**Work to complete**
In the records below, turn the lines between the one holding "List every element" and the one holding "- fibre: [98, 245, 105, 330]", inclusive, into a JSON list of strings, one string per line, with blank lines dropped. Leave the picture out of the list.

**Data lines**
※
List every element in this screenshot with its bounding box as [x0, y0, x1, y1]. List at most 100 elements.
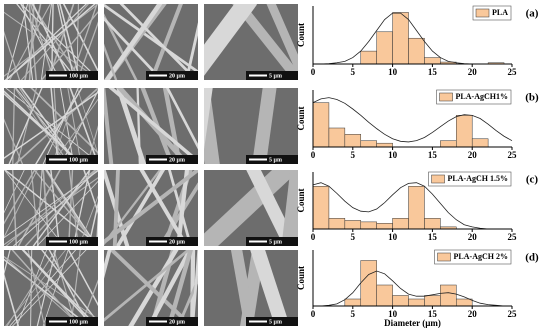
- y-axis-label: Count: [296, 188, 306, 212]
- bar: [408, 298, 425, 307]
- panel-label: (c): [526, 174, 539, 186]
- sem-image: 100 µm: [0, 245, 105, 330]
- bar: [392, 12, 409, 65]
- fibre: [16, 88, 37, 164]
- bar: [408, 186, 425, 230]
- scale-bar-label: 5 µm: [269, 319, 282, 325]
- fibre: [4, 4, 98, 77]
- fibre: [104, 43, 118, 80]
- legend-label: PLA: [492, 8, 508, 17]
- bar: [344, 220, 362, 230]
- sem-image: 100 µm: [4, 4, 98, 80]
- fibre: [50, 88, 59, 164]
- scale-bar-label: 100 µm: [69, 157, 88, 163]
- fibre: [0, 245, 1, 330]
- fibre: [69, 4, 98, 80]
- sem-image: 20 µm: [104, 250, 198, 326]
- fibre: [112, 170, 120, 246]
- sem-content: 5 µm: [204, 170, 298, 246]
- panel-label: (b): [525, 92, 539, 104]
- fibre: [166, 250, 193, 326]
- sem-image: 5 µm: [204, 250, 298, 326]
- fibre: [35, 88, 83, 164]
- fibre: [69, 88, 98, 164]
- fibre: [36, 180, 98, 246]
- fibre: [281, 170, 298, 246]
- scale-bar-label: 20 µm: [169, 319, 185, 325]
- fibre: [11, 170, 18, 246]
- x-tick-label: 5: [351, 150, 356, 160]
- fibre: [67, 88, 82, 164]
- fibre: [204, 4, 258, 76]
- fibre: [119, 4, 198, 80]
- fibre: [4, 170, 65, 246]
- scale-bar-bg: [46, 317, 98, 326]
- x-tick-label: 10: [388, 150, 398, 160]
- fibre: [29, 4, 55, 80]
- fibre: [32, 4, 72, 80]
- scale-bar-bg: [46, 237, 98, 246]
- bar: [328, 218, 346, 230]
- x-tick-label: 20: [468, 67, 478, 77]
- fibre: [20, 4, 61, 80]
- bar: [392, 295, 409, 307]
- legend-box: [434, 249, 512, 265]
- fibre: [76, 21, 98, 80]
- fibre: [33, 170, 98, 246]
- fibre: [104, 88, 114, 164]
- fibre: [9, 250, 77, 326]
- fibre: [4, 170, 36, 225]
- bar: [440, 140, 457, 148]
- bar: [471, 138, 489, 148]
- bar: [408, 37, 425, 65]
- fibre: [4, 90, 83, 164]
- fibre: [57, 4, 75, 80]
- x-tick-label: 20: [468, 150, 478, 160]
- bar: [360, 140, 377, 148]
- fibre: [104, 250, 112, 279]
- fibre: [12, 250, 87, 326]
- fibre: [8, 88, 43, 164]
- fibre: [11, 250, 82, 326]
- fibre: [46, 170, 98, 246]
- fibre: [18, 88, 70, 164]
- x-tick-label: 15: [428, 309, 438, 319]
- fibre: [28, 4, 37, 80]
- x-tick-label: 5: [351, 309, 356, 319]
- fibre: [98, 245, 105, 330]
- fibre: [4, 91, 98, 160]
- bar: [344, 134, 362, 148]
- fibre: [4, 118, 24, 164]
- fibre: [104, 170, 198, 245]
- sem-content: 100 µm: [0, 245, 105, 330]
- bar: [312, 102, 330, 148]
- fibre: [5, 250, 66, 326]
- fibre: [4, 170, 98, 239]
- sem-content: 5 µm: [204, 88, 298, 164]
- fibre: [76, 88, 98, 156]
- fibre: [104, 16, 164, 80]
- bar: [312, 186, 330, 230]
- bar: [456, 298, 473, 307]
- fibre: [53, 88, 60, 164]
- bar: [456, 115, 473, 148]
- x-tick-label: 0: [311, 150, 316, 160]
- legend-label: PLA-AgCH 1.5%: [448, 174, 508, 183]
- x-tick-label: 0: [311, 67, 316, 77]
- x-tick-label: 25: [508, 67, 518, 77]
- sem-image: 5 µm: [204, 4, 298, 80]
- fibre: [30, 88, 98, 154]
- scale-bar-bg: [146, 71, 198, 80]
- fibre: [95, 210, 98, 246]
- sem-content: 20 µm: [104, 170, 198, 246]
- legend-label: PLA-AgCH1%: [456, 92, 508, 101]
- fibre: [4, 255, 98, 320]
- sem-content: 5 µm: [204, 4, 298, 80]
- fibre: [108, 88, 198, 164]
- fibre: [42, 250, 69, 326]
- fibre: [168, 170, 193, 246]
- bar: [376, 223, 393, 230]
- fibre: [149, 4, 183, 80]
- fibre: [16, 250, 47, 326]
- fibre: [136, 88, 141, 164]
※
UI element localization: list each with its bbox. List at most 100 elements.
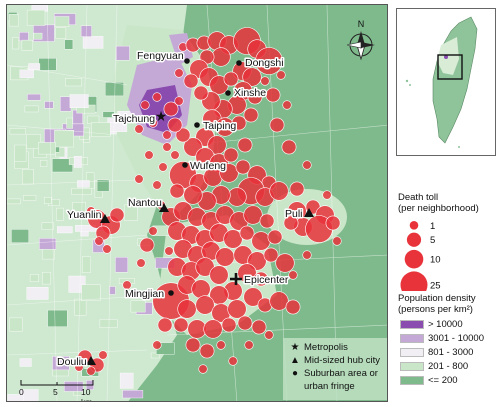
※
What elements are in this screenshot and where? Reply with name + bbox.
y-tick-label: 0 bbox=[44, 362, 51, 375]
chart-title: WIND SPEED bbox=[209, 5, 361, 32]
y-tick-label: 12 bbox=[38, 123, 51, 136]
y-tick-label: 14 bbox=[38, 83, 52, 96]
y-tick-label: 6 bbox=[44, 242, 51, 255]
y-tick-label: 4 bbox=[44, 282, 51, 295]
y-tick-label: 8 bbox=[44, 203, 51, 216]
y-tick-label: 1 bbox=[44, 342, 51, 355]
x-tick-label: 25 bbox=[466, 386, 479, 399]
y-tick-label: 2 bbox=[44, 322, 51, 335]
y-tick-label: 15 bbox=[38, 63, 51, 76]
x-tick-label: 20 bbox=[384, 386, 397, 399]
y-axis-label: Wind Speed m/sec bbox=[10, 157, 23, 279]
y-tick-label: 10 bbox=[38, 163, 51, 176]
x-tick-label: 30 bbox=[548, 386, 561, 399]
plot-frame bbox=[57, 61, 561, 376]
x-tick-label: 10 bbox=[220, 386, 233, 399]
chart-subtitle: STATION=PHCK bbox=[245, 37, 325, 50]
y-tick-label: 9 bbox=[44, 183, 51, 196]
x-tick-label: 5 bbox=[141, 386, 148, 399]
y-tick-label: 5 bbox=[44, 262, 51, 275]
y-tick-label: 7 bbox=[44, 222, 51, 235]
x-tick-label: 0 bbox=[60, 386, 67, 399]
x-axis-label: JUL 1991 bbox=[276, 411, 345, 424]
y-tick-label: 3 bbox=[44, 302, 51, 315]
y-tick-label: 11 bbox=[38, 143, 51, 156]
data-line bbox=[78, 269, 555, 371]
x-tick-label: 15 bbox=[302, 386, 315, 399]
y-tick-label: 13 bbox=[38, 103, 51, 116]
※
**Full response**
[
  "List every element in this screenshot with its bounding box as [x0, y0, x1, y1]. List at most 100 elements.",
  "- y-axis-label: Count: [296, 188, 306, 212]",
  "- bar: [408, 298, 425, 307]",
  "- panel-label: (c): [526, 174, 539, 186]",
  "- sem-image: 100 µm: [0, 245, 105, 330]",
  "- bar: [392, 12, 409, 65]",
  "- fibre: [16, 88, 37, 164]",
  "- bar: [408, 186, 425, 230]",
  "- scale-bar-label: 5 µm: [269, 319, 282, 325]",
  "- fibre: [4, 4, 98, 77]",
  "- fibre: [104, 43, 118, 80]",
  "- legend-label: PLA: [492, 8, 508, 17]",
  "- bar: [344, 220, 362, 230]",
  "- sem-image: 100 µm: [4, 4, 98, 80]",
  "- fibre: [50, 88, 59, 164]",
  "- scale-bar-label: 100 µm: [69, 157, 88, 163]",
  "- fibre: [0, 245, 1, 330]",
  "- fibre: [69, 4, 98, 80]",
  "- sem-image: 20 µm: [104, 250, 198, 326]",
  "- fibre: [112, 170, 120, 246]",
  "- sem-content: 5 µm: [204, 170, 298, 246]",
  "- panel-label: (b): [525, 92, 539, 104]",
  "- fibre: [166, 250, 193, 326]",
  "- sem-image: 5 µm: [204, 250, 298, 326]",
  "- fibre: [35, 88, 83, 164]",
  "- fibre: [69, 88, 98, 164]",
  "- fibre: [36, 180, 98, 246]",
  "- fibre: [281, 170, 298, 246]",
  "- scale-bar-label: 20 µm: [169, 319, 185, 325]",
  "- fibre: [11, 170, 18, 246]",
  "- x-tick-label: 5: [351, 150, 356, 160]",
  "- fibre: [67, 88, 82, 164]",
  "- fibre: [204, 4, 258, 76]",
  "- fibre: [119, 4, 198, 80]",
  "- fibre: [4, 170, 65, 246]",
  "- scale-bar-bg: [46, 317, 98, 326]",
  "- x-tick-label: 10: [388, 150, 398, 160]",
  "- fibre: [29, 4, 55, 80]",
  "- fibre: [32, 4, 72, 80]",
  "- scale-bar-bg: [46, 237, 98, 246]",
  "- bar: [328, 218, 346, 230]",
  "- x-tick-label: 20: [468, 67, 478, 77]",
  "- fibre: [20, 4, 61, 80]",
  "- bar: [392, 295, 409, 307]",
  "- legend-box: [434, 249, 512, 265]",
  "- fibre: [76, 21, 98, 80]",
  "- fibre: [33, 170, 98, 246]",
  "- fibre: [104, 88, 114, 164]",
  "- fibre: [9, 250, 77, 326]",
  "- fibre: [4, 170, 36, 225]",
  "- bar: [440, 140, 457, 148]",
  "- bar: [471, 138, 489, 148]",
  "- bar: [408, 37, 425, 65]",
  "- fibre: [4, 90, 83, 164]",
  "- fibre: [57, 4, 75, 80]",
  "- x-tick-label: 20: [468, 150, 478, 160]",
  "- bar: [360, 140, 377, 148]",
  "- fibre: [104, 250, 112, 279]",
  "- fibre: [12, 250, 87, 326]",
  "- fibre: [8, 88, 43, 164]",
  "- fibre: [11, 250, 82, 326]",
  "- fibre: [46, 170, 98, 246]",
  "- fibre: [18, 88, 70, 164]",
  "- x-tick-label: 15: [428, 309, 438, 319]",
  "- fibre: [28, 4, 37, 80]",
  "- x-tick-label: 5: [351, 309, 356, 319]",
  "- fibre: [98, 245, 105, 330]"
]